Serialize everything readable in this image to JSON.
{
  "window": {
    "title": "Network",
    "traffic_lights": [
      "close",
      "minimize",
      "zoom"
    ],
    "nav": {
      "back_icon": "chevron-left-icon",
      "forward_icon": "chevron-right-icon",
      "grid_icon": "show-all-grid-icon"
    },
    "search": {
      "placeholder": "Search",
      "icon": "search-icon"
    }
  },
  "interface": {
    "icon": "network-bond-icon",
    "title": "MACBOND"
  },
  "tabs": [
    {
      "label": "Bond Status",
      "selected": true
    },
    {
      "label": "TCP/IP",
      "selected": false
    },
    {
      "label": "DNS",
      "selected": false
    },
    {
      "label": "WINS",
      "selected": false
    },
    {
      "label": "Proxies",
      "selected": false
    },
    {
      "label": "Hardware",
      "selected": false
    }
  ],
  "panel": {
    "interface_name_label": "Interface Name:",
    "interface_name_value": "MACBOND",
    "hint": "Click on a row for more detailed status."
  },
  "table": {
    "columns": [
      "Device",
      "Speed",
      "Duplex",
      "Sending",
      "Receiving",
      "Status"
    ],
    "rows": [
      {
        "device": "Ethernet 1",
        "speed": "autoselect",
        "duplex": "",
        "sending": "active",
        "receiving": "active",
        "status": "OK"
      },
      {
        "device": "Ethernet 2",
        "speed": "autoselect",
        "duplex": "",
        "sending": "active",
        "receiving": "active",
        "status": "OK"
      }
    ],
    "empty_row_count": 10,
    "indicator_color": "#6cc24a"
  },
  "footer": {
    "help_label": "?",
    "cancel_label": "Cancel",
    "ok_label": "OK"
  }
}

========================================================================

**DIRECTIVE**.
Take the lines above and retype all of them exactly.

**RESPONSE TO THE TASK**.
Serialize everything readable in this image to JSON.
{
  "window": {
    "title": "Network",
    "traffic_lights": [
      "close",
      "minimize",
      "zoom"
    ],
    "nav": {
      "back_icon": "chevron-left-icon",
      "forward_icon": "chevron-right-icon",
      "grid_icon": "show-all-grid-icon"
    },
    "search": {
      "placeholder": "Search",
      "icon": "search-icon"
    }
  },
  "interface": {
    "icon": "network-bond-icon",
    "title": "MACBOND"
  },
  "tabs": [
    {
      "label": "Bond Status",
      "selected": true
    },
    {
      "label": "TCP/IP",
      "selected": false
    },
    {
      "label": "DNS",
      "selected": false
    },
    {
      "label": "WINS",
      "selected": false
    },
    {
      "label": "Proxies",
      "selected": false
    },
    {
      "label": "Hardware",
      "selected": false
    }
  ],
  "panel": {
    "interface_name_label": "Interface Name:",
    "interface_name_value": "MACBOND",
    "hint": "Click on a row for more detailed status."
  },
  "table": {
    "columns": [
      "Device",
      "Speed",
      "Duplex",
      "Sending",
      "Receiving",
      "Status"
    ],
    "rows": [
      {
        "device": "Ethernet 1",
        "speed": "autoselect",
        "duplex": "",
        "sending": "active",
        "receiving": "active",
        "status": "OK"
      },
      {
        "device": "Ethernet 2",
        "speed": "autoselect",
        "duplex": "",
        "sending": "active",
        "receiving": "active",
        "status": "OK"
      }
    ],
    "empty_row_count": 10,
    "indicator_color": "#6cc24a"
  },
  "footer": {
    "help_label": "?",
    "cancel_label": "Cancel",
    "ok_label": "OK"
  }
}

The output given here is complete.